— Begin Record excerpts —

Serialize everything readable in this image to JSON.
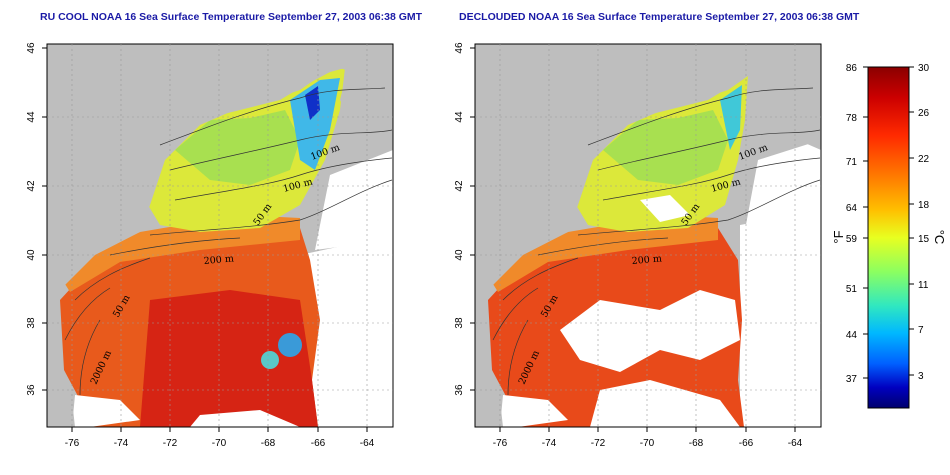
{
  "panels": [
    {
      "title": "RU COOL NOAA 16 Sea Surface Temperature September 27, 2003 06:38 GMT",
      "x_ticks": [
        "-76",
        "-74",
        "-72",
        "-70",
        "-68",
        "-66",
        "-64"
      ],
      "y_ticks": [
        "36",
        "38",
        "40",
        "42",
        "44",
        "46"
      ],
      "contour_labels": [
        "100 m",
        "100 m",
        "50 m",
        "200 m",
        "50 m",
        "2000 m"
      ]
    },
    {
      "title": "DECLOUDED NOAA 16 Sea Surface Temperature September 27, 2003 06:38 GMT",
      "x_ticks": [
        "-76",
        "-74",
        "-72",
        "-70",
        "-68",
        "-66",
        "-64"
      ],
      "y_ticks": [
        "36",
        "38",
        "40",
        "42",
        "44",
        "46"
      ],
      "contour_labels": [
        "100 m",
        "100 m",
        "50 m",
        "200 m",
        "50 m",
        "2000 m"
      ]
    }
  ],
  "colorbar": {
    "fahrenheit_ticks": [
      "86",
      "78",
      "71",
      "64",
      "59",
      "51",
      "44",
      "37"
    ],
    "celsius_ticks": [
      "30",
      "26",
      "22",
      "18",
      "15",
      "11",
      "7",
      "3"
    ],
    "fahrenheit_unit": "°F",
    "celsius_unit": "°C",
    "colors": [
      "#8b0000",
      "#cc0000",
      "#ff2a00",
      "#ff7a00",
      "#ffc000",
      "#e8ff20",
      "#8cff60",
      "#30e8c0",
      "#00b8ff",
      "#0060ff",
      "#0000c0",
      "#00006e"
    ]
  },
  "colors": {
    "land": "#bebebe",
    "title": "#1a1aa6",
    "warm_water": "#e03a1a",
    "cool_water": "#b8e040"
  }
}
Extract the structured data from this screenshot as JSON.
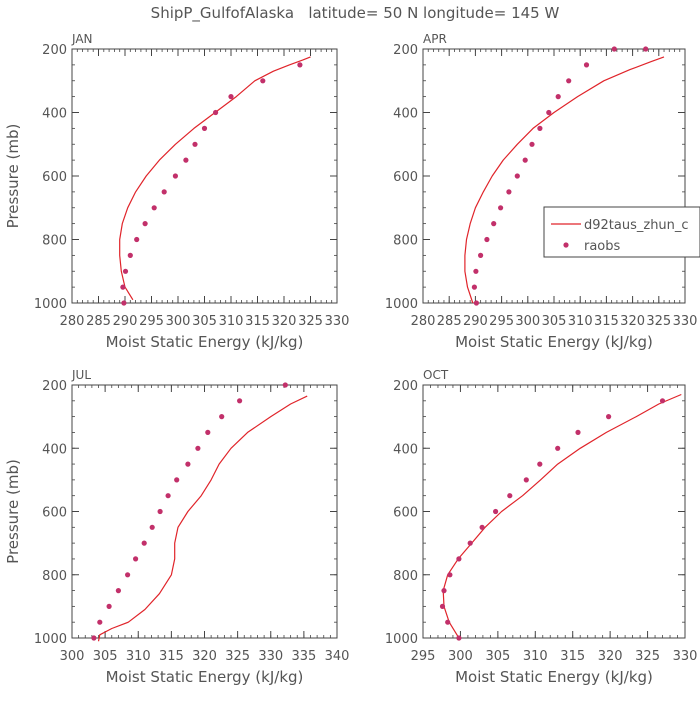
{
  "title": "ShipP_GulfofAlaska   latitude= 50 N longitude= 145 W",
  "legend": {
    "model_label": "d92taus_zhun_c",
    "obs_label": "raobs"
  },
  "colors": {
    "model_line": "#e0242a",
    "obs_marker": "#c2306a",
    "axis": "#444444",
    "text": "#555555"
  },
  "chart_data": [
    {
      "type": "line",
      "panel": "JAN",
      "title": "JAN",
      "xlabel": "Moist Static Energy (kJ/kg)",
      "ylabel": "Pressure (mb)",
      "xlim": [
        280,
        330
      ],
      "xticks": [
        280,
        285,
        290,
        295,
        300,
        305,
        310,
        315,
        320,
        325,
        330
      ],
      "ylim": [
        200,
        1000
      ],
      "yticks": [
        200,
        400,
        600,
        800,
        1000
      ],
      "y_inverted": true,
      "show_ylabel": true,
      "series": [
        {
          "name": "d92taus_zhun_c",
          "kind": "line",
          "x": [
            291.5,
            290,
            289.3,
            289,
            289,
            289.5,
            290.5,
            292,
            294,
            296.5,
            299.5,
            303,
            307,
            311,
            314.5,
            318,
            321,
            323.5,
            325
          ],
          "y": [
            990,
            950,
            900,
            850,
            800,
            750,
            700,
            650,
            600,
            550,
            500,
            450,
            400,
            350,
            300,
            270,
            250,
            235,
            225
          ]
        },
        {
          "name": "raobs",
          "kind": "scatter",
          "x": [
            289.8,
            289.6,
            290.1,
            291,
            292.2,
            293.8,
            295.5,
            297.4,
            299.5,
            301.5,
            303.2,
            305,
            307.1,
            310,
            316,
            323
          ],
          "y": [
            1000,
            950,
            900,
            850,
            800,
            750,
            700,
            650,
            600,
            550,
            500,
            450,
            400,
            350,
            300,
            250
          ]
        }
      ]
    },
    {
      "type": "line",
      "panel": "APR",
      "title": "APR",
      "xlabel": "Moist Static Energy (kJ/kg)",
      "ylabel": "",
      "xlim": [
        280,
        330
      ],
      "xticks": [
        280,
        285,
        290,
        295,
        300,
        305,
        310,
        315,
        320,
        325,
        330
      ],
      "ylim": [
        200,
        1000
      ],
      "yticks": [
        200,
        400,
        600,
        800,
        1000
      ],
      "y_inverted": true,
      "show_ylabel": false,
      "series": [
        {
          "name": "d92taus_zhun_c",
          "kind": "line",
          "x": [
            289.5,
            288.5,
            288,
            288,
            288.3,
            289,
            290,
            291.5,
            293.2,
            295.3,
            298,
            301,
            305,
            309.5,
            314.5,
            319.5,
            323.5,
            326
          ],
          "y": [
            1000,
            950,
            900,
            850,
            800,
            750,
            700,
            650,
            600,
            550,
            500,
            450,
            400,
            350,
            300,
            265,
            240,
            225
          ]
        },
        {
          "name": "raobs",
          "kind": "scatter",
          "x": [
            290.2,
            289.8,
            290.1,
            291,
            292.2,
            293.5,
            294.8,
            296.4,
            298,
            299.5,
            300.8,
            302.3,
            304,
            305.8,
            307.8,
            311.2,
            316.5,
            322.5
          ],
          "y": [
            1000,
            950,
            900,
            850,
            800,
            750,
            700,
            650,
            600,
            550,
            500,
            450,
            400,
            350,
            300,
            250,
            200,
            200
          ]
        }
      ]
    },
    {
      "type": "line",
      "panel": "JUL",
      "title": "JUL",
      "xlabel": "Moist Static Energy (kJ/kg)",
      "ylabel": "Pressure (mb)",
      "xlim": [
        300,
        340
      ],
      "xticks": [
        300,
        305,
        310,
        315,
        320,
        325,
        330,
        335,
        340
      ],
      "ylim": [
        200,
        1000
      ],
      "yticks": [
        200,
        400,
        600,
        800,
        1000
      ],
      "y_inverted": true,
      "show_ylabel": true,
      "series": [
        {
          "name": "d92taus_zhun_c",
          "kind": "line",
          "x": [
            304,
            304.2,
            306,
            308.5,
            311,
            313.2,
            315,
            315.5,
            315.5,
            316,
            317.5,
            319.5,
            321,
            322.2,
            324,
            326.5,
            330,
            333,
            335.5
          ],
          "y": [
            1010,
            990,
            970,
            950,
            910,
            860,
            800,
            750,
            700,
            650,
            600,
            550,
            500,
            450,
            400,
            350,
            300,
            260,
            235
          ]
        },
        {
          "name": "raobs",
          "kind": "scatter",
          "x": [
            303.3,
            304.2,
            305.6,
            307,
            308.4,
            309.6,
            310.9,
            312.1,
            313.3,
            314.5,
            315.8,
            317.5,
            319,
            320.5,
            322.6,
            325.3,
            332.2
          ],
          "y": [
            1000,
            950,
            900,
            850,
            800,
            750,
            700,
            650,
            600,
            550,
            500,
            450,
            400,
            350,
            300,
            250,
            200
          ]
        }
      ]
    },
    {
      "type": "line",
      "panel": "OCT",
      "title": "OCT",
      "xlabel": "Moist Static Energy (kJ/kg)",
      "ylabel": "",
      "xlim": [
        295,
        330
      ],
      "xticks": [
        295,
        300,
        305,
        310,
        315,
        320,
        325,
        330
      ],
      "ylim": [
        200,
        1000
      ],
      "yticks": [
        200,
        400,
        600,
        800,
        1000
      ],
      "y_inverted": true,
      "show_ylabel": false,
      "series": [
        {
          "name": "d92taus_zhun_c",
          "kind": "line",
          "x": [
            299.8,
            298.5,
            297.8,
            297.7,
            298.3,
            299.7,
            301.5,
            303.3,
            305.5,
            308.3,
            310.7,
            313,
            316,
            319.5,
            323.5,
            326.5,
            329.5
          ],
          "y": [
            1000,
            950,
            900,
            850,
            800,
            750,
            700,
            650,
            600,
            550,
            500,
            450,
            400,
            350,
            300,
            260,
            230
          ]
        },
        {
          "name": "raobs",
          "kind": "scatter",
          "x": [
            299.8,
            298.3,
            297.6,
            297.8,
            298.6,
            299.8,
            301.3,
            302.9,
            304.7,
            306.6,
            308.8,
            310.6,
            313,
            315.7,
            319.8,
            327
          ],
          "y": [
            1000,
            950,
            900,
            850,
            800,
            750,
            700,
            650,
            600,
            550,
            500,
            450,
            400,
            350,
            300,
            250
          ]
        }
      ]
    }
  ]
}
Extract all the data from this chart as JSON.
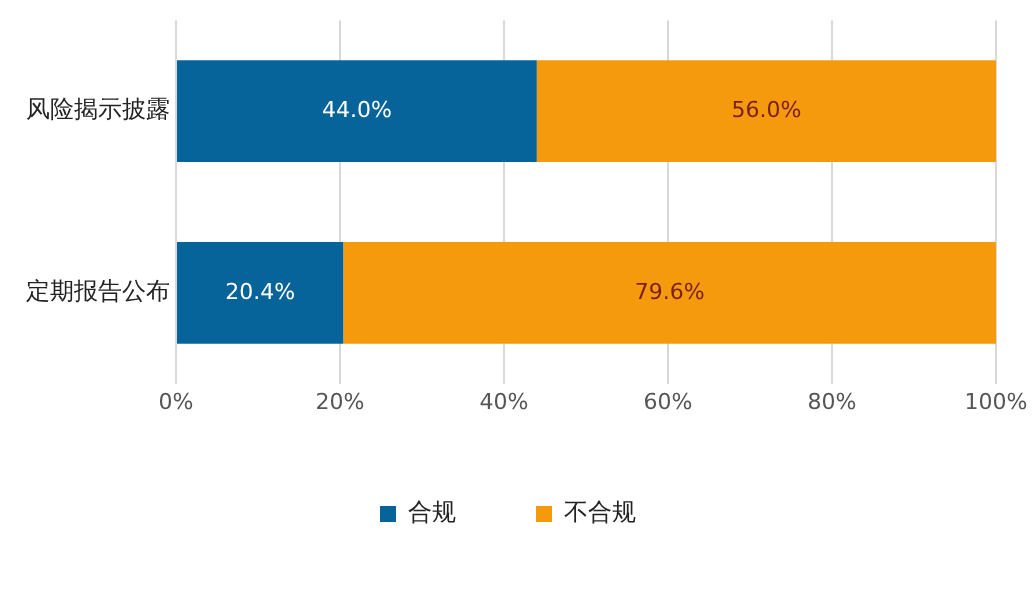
{
  "chart_data": {
    "type": "bar",
    "orientation": "horizontal",
    "stacked": true,
    "categories": [
      "风险揭示披露",
      "定期报告公布"
    ],
    "series": [
      {
        "name": "合规",
        "color": "#07649a",
        "values": [
          44.0,
          20.4
        ],
        "value_labels": [
          "44.0%",
          "20.4%"
        ]
      },
      {
        "name": "不合规",
        "color": "#f69a0d",
        "values": [
          56.0,
          79.6
        ],
        "value_labels": [
          "56.0%",
          "79.6%"
        ]
      }
    ],
    "xlim": [
      0,
      100
    ],
    "xticks": [
      {
        "value": 0,
        "label": "0%"
      },
      {
        "value": 20,
        "label": "20%"
      },
      {
        "value": 40,
        "label": "40%"
      },
      {
        "value": 60,
        "label": "60%"
      },
      {
        "value": 80,
        "label": "80%"
      },
      {
        "value": 100,
        "label": "100%"
      }
    ],
    "grid": "x",
    "legend": "bottom"
  }
}
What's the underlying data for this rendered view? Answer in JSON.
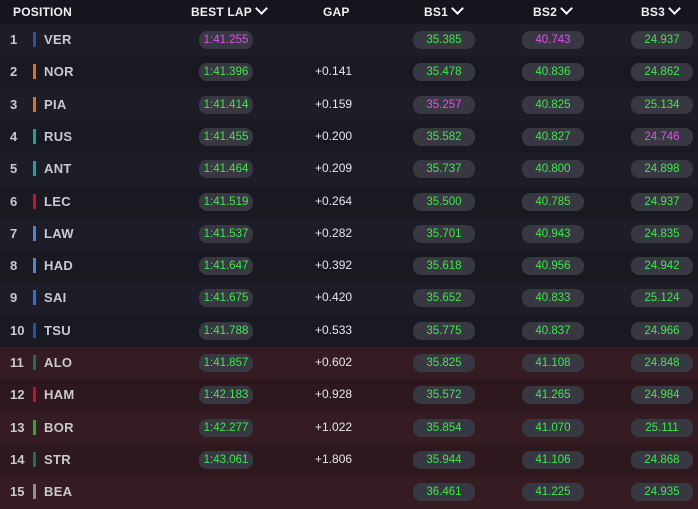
{
  "header": {
    "position": "POSITION",
    "best_lap": "BEST LAP",
    "gap": "GAP",
    "bs1": "BS1",
    "bs2": "BS2",
    "bs3": "BS3"
  },
  "colors": {
    "green": "#3ee84a",
    "purple": "#e04ff0"
  },
  "rows": [
    {
      "pos": "1",
      "driver": "VER",
      "team_color": "#2b4fa3",
      "best": "1:41.255",
      "best_c": "purple",
      "gap": "",
      "bs1": "35.385",
      "bs1_c": "green",
      "bs2": "40.743",
      "bs2_c": "purple",
      "bs3": "24.937",
      "bs3_c": "green"
    },
    {
      "pos": "2",
      "driver": "NOR",
      "team_color": "#d9731c",
      "best": "1:41.396",
      "best_c": "green",
      "gap": "+0.141",
      "bs1": "35.478",
      "bs1_c": "green",
      "bs2": "40.836",
      "bs2_c": "green",
      "bs3": "24.862",
      "bs3_c": "green"
    },
    {
      "pos": "3",
      "driver": "PIA",
      "team_color": "#d9731c",
      "best": "1:41.414",
      "best_c": "green",
      "gap": "+0.159",
      "bs1": "35.257",
      "bs1_c": "purple",
      "bs2": "40.825",
      "bs2_c": "green",
      "bs3": "25.134",
      "bs3_c": "green"
    },
    {
      "pos": "4",
      "driver": "RUS",
      "team_color": "#1aa39a",
      "best": "1:41.455",
      "best_c": "green",
      "gap": "+0.200",
      "bs1": "35.582",
      "bs1_c": "green",
      "bs2": "40.827",
      "bs2_c": "green",
      "bs3": "24.746",
      "bs3_c": "purple"
    },
    {
      "pos": "5",
      "driver": "ANT",
      "team_color": "#1aa39a",
      "best": "1:41.464",
      "best_c": "green",
      "gap": "+0.209",
      "bs1": "35.737",
      "bs1_c": "green",
      "bs2": "40.800",
      "bs2_c": "green",
      "bs3": "24.898",
      "bs3_c": "green"
    },
    {
      "pos": "6",
      "driver": "LEC",
      "team_color": "#c8102e",
      "best": "1:41.519",
      "best_c": "green",
      "gap": "+0.264",
      "bs1": "35.500",
      "bs1_c": "green",
      "bs2": "40.785",
      "bs2_c": "green",
      "bs3": "24.937",
      "bs3_c": "green"
    },
    {
      "pos": "7",
      "driver": "LAW",
      "team_color": "#5b7fd6",
      "best": "1:41.537",
      "best_c": "green",
      "gap": "+0.282",
      "bs1": "35.701",
      "bs1_c": "green",
      "bs2": "40.943",
      "bs2_c": "green",
      "bs3": "24.835",
      "bs3_c": "green"
    },
    {
      "pos": "8",
      "driver": "HAD",
      "team_color": "#5b7fd6",
      "best": "1:41.647",
      "best_c": "green",
      "gap": "+0.392",
      "bs1": "35.618",
      "bs1_c": "green",
      "bs2": "40.956",
      "bs2_c": "green",
      "bs3": "24.942",
      "bs3_c": "green"
    },
    {
      "pos": "9",
      "driver": "SAI",
      "team_color": "#2e6fd8",
      "best": "1:41.675",
      "best_c": "green",
      "gap": "+0.420",
      "bs1": "35.652",
      "bs1_c": "green",
      "bs2": "40.833",
      "bs2_c": "green",
      "bs3": "25.124",
      "bs3_c": "green"
    },
    {
      "pos": "10",
      "driver": "TSU",
      "team_color": "#2b4fa3",
      "best": "1:41.788",
      "best_c": "green",
      "gap": "+0.533",
      "bs1": "35.775",
      "bs1_c": "green",
      "bs2": "40.837",
      "bs2_c": "green",
      "bs3": "24.966",
      "bs3_c": "green"
    },
    {
      "pos": "11",
      "driver": "ALO",
      "team_color": "#1f6e55",
      "best": "1:41.857",
      "best_c": "green",
      "gap": "+0.602",
      "bs1": "35.825",
      "bs1_c": "green",
      "bs2": "41.108",
      "bs2_c": "green",
      "bs3": "24.848",
      "bs3_c": "green"
    },
    {
      "pos": "12",
      "driver": "HAM",
      "team_color": "#c8102e",
      "best": "1:42.183",
      "best_c": "green",
      "gap": "+0.928",
      "bs1": "35.572",
      "bs1_c": "green",
      "bs2": "41.265",
      "bs2_c": "green",
      "bs3": "24.984",
      "bs3_c": "green"
    },
    {
      "pos": "13",
      "driver": "BOR",
      "team_color": "#1fae2e",
      "best": "1:42.277",
      "best_c": "green",
      "gap": "+1.022",
      "bs1": "35.854",
      "bs1_c": "green",
      "bs2": "41.070",
      "bs2_c": "green",
      "bs3": "25.111",
      "bs3_c": "green"
    },
    {
      "pos": "14",
      "driver": "STR",
      "team_color": "#1f6e55",
      "best": "1:43.061",
      "best_c": "green",
      "gap": "+1.806",
      "bs1": "35.944",
      "bs1_c": "green",
      "bs2": "41.106",
      "bs2_c": "green",
      "bs3": "24.868",
      "bs3_c": "green"
    },
    {
      "pos": "15",
      "driver": "BEA",
      "team_color": "#8a8f98",
      "best": "",
      "best_c": "green",
      "gap": "",
      "bs1": "36.461",
      "bs1_c": "green",
      "bs2": "41.225",
      "bs2_c": "green",
      "bs3": "24.935",
      "bs3_c": "green"
    }
  ]
}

— End Record excerpts —

▶ _The task_
Look for the word "NOAA" in every line of the listing and copy the lines that have it.

▶ _Written answer_
      "title": "RU COOL NOAA 16 Sea Surface Temperature September 27, 2003 06:38 GMT",
      "title": "DECLOUDED NOAA 16 Sea Surface Temperature September 27, 2003 06:38 GMT",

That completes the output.